**CHALLENGE:** Print exactly the lines from the one containing "What's the underlying" through the last line of the listing, both included.

□ □ □ □ □ □ □

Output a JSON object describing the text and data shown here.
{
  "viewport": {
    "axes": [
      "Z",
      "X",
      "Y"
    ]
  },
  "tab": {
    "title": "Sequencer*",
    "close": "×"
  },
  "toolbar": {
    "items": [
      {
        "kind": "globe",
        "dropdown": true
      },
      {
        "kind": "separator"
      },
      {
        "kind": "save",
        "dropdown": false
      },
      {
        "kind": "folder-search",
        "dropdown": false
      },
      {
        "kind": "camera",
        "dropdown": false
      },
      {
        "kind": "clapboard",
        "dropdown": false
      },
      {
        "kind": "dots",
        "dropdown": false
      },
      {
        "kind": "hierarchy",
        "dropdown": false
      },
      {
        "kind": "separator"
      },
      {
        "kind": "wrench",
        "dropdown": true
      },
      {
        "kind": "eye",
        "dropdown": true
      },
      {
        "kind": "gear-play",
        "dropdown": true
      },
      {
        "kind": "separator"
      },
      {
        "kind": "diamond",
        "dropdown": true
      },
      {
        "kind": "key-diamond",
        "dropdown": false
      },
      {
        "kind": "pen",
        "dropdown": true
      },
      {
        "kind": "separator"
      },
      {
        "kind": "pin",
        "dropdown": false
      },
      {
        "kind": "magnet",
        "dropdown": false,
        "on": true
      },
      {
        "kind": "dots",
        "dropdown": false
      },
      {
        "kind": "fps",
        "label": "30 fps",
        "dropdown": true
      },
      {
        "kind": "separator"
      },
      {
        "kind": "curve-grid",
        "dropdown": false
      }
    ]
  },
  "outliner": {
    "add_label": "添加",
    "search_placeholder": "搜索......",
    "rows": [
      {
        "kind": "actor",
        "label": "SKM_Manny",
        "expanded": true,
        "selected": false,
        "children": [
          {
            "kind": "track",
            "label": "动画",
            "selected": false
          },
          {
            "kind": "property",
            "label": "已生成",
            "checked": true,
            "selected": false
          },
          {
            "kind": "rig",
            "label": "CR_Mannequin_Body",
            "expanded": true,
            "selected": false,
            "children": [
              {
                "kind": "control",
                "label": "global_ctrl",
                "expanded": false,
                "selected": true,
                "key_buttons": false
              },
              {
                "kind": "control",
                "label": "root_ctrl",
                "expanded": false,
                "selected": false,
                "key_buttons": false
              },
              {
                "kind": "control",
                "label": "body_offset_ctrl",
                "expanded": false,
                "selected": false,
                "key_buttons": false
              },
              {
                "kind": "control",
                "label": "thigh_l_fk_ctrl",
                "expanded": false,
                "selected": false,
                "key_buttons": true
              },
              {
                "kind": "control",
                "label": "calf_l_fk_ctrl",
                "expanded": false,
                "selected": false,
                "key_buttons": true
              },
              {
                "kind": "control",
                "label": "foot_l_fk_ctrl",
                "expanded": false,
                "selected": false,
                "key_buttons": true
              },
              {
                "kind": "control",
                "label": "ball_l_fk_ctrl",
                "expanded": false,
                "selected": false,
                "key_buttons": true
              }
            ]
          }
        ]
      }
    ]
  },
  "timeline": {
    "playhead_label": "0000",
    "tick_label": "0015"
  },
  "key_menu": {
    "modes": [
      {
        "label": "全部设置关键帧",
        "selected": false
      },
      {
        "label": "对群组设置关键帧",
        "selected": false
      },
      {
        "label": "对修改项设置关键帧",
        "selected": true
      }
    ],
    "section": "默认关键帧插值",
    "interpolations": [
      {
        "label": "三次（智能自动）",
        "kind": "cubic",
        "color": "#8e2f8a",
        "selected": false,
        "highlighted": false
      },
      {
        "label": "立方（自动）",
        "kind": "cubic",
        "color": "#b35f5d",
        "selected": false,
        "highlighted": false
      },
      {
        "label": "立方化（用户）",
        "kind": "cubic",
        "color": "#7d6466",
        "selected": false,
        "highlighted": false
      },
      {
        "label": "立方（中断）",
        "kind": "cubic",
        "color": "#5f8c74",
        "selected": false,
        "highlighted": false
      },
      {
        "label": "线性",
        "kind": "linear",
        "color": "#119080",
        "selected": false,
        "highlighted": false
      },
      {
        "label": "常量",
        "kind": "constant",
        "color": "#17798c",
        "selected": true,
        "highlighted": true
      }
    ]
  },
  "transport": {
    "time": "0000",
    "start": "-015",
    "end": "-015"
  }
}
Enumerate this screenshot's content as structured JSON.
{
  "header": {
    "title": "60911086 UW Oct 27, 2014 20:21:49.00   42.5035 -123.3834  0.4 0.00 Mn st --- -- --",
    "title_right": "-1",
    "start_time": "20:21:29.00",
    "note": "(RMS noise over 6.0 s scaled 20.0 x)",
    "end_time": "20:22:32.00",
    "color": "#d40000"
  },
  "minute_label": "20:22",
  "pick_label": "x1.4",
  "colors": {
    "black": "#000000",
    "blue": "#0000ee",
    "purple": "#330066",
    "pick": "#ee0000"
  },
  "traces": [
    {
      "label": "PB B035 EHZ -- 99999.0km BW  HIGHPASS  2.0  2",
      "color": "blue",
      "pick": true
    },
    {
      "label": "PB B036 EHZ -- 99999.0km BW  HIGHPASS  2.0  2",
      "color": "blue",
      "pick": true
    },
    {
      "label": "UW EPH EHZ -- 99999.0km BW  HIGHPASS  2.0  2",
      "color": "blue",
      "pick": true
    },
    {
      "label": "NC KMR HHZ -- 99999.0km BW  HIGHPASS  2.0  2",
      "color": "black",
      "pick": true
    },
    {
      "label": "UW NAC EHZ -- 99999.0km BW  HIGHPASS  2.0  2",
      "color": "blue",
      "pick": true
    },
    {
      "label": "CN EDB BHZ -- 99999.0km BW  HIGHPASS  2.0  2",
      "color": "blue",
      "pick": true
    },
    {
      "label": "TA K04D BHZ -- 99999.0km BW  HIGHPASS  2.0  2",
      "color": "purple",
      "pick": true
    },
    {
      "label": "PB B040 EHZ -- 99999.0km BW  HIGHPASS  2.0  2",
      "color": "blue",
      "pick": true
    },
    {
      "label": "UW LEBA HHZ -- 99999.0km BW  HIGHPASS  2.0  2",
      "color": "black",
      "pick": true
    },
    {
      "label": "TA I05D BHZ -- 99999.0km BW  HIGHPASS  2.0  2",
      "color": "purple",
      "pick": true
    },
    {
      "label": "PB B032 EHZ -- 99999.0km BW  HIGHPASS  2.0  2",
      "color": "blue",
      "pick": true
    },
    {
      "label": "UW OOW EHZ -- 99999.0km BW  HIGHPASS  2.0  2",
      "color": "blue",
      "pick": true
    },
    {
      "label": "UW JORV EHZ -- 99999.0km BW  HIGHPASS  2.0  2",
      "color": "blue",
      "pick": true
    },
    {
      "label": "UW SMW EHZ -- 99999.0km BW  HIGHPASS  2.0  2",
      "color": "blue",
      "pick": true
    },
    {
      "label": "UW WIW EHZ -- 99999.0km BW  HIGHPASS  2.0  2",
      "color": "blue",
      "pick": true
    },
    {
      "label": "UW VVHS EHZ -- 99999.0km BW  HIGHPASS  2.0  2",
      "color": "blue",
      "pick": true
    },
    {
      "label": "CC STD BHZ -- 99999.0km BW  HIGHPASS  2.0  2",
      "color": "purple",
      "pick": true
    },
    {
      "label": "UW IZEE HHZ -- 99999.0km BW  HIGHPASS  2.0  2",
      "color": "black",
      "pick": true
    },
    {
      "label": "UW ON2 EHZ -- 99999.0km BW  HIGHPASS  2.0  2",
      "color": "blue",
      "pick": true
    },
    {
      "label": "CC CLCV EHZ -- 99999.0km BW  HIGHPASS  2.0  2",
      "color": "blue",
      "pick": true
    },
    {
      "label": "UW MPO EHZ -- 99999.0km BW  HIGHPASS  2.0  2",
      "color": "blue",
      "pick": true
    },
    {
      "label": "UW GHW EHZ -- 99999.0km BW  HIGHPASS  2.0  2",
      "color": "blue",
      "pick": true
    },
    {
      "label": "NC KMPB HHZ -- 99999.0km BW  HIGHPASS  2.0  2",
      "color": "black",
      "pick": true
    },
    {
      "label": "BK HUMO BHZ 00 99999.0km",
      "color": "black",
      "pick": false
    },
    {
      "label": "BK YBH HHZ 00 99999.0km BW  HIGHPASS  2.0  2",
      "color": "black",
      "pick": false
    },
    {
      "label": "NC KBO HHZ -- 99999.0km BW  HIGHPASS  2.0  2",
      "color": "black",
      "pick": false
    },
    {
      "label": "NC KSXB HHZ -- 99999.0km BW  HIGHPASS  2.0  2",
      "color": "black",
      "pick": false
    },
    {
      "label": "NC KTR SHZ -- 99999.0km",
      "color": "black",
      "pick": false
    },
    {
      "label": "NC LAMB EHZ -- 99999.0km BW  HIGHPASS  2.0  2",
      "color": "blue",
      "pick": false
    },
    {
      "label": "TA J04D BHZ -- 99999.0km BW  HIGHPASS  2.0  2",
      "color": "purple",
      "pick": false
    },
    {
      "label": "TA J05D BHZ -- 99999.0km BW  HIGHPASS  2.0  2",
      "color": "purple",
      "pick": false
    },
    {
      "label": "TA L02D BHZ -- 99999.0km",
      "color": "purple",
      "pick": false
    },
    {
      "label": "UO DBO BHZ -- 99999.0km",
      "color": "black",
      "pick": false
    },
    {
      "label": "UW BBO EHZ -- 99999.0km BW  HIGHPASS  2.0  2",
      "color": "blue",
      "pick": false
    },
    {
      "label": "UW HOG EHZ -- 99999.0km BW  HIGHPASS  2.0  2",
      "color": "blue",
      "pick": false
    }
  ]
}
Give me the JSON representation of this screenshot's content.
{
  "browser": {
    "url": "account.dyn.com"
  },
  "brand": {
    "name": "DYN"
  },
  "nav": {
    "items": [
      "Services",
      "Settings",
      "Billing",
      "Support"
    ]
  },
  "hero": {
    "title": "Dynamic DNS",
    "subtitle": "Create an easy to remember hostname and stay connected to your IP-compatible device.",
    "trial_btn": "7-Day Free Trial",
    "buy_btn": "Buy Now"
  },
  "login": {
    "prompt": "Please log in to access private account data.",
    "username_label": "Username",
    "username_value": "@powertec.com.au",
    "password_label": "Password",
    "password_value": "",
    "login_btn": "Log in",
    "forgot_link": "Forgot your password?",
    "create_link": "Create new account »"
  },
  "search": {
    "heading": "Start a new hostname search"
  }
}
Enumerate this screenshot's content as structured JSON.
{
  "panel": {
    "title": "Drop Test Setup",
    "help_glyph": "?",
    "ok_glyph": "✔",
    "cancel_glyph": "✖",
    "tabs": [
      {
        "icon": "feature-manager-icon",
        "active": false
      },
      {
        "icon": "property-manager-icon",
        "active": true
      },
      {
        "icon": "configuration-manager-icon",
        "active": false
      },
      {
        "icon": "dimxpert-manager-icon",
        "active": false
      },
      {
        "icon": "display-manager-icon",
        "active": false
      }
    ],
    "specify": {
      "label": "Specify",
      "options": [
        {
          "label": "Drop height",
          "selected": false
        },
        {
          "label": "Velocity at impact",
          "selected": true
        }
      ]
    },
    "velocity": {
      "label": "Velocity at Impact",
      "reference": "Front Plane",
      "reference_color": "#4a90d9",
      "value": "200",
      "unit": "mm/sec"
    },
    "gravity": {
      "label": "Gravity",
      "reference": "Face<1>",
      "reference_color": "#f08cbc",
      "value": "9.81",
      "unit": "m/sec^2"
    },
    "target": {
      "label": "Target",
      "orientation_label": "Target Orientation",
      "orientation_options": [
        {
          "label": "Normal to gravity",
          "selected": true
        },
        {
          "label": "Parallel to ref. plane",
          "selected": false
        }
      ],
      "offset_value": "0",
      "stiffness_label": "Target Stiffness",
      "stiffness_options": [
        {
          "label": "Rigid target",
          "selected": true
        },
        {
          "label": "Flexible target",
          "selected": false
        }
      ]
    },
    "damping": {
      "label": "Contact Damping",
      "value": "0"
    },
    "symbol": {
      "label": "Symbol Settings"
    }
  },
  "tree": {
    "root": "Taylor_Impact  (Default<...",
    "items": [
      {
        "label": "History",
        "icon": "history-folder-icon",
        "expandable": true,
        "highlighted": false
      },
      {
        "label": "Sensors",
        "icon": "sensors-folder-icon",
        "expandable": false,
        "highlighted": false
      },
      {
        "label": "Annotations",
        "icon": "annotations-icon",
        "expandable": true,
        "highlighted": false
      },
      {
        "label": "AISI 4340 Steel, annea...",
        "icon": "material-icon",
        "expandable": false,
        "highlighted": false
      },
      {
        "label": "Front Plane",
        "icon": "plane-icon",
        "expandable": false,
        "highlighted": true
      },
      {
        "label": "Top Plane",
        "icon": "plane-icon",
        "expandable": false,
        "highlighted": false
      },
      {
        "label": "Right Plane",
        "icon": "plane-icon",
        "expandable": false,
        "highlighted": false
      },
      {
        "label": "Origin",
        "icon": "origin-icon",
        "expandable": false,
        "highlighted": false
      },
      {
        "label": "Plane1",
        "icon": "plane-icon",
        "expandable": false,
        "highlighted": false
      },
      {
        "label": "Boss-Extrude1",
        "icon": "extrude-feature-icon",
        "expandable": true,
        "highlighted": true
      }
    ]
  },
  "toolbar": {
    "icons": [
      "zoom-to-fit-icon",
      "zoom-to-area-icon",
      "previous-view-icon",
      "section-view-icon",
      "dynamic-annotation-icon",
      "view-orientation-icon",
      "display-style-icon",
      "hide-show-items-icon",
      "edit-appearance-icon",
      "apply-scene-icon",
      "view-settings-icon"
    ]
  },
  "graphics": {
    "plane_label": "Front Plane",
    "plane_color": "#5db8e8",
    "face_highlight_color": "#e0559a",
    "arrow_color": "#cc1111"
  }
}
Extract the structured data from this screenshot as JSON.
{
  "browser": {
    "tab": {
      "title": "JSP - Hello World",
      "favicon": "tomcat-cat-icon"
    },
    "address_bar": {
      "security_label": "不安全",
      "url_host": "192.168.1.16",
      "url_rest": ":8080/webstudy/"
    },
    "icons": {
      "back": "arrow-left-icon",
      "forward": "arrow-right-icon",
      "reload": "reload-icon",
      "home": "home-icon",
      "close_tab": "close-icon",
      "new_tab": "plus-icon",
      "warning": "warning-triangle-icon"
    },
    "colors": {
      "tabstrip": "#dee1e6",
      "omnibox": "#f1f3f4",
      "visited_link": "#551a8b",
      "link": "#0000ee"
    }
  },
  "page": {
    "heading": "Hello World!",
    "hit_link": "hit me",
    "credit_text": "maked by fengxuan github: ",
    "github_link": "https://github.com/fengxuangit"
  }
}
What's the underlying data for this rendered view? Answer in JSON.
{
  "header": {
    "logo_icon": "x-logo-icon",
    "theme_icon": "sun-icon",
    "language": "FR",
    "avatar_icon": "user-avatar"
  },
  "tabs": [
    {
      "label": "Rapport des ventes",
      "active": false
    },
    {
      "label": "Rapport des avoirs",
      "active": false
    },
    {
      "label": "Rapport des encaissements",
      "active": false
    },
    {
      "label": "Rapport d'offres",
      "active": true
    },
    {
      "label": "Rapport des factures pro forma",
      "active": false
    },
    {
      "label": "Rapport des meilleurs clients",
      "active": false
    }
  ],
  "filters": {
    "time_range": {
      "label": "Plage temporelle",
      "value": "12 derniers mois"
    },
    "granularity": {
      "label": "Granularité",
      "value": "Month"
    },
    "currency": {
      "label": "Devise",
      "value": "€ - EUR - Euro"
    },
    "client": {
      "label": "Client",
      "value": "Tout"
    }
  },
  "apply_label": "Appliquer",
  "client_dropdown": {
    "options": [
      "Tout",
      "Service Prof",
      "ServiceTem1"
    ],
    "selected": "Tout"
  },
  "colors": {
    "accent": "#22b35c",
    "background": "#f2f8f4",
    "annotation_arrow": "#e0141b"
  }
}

□ □ □ □ □ □ □

**OUTPUT FOR THIS TASK:**
What's the underlying data for this rendered view? Answer in JSON.
{
  "header": {
    "logo_icon": "x-logo-icon",
    "theme_icon": "sun-icon",
    "language": "FR",
    "avatar_icon": "user-avatar"
  },
  "tabs": [
    {
      "label": "Rapport des ventes",
      "active": false
    },
    {
      "label": "Rapport des avoirs",
      "active": false
    },
    {
      "label": "Rapport des encaissements",
      "active": false
    },
    {
      "label": "Rapport d'offres",
      "active": true
    },
    {
      "label": "Rapport des factures pro forma",
      "active": false
    },
    {
      "label": "Rapport des meilleurs clients",
      "active": false
    }
  ],
  "filters": {
    "time_range": {
      "label": "Plage temporelle",
      "value": "12 derniers mois"
    },
    "granularity": {
      "label": "Granularité",
      "value": "Month"
    },
    "currency": {
      "label": "Devise",
      "value": "€ - EUR - Euro"
    },
    "client": {
      "label": "Client",
      "value": "Tout"
    }
  },
  "apply_label": "Appliquer",
  "client_dropdown": {
    "options": [
      "Tout",
      "Service Prof",
      "ServiceTem1"
    ],
    "selected": "Tout"
  },
  "colors": {
    "accent": "#22b35c",
    "background": "#f2f8f4",
    "annotation_arrow": "#e0141b"
  }
}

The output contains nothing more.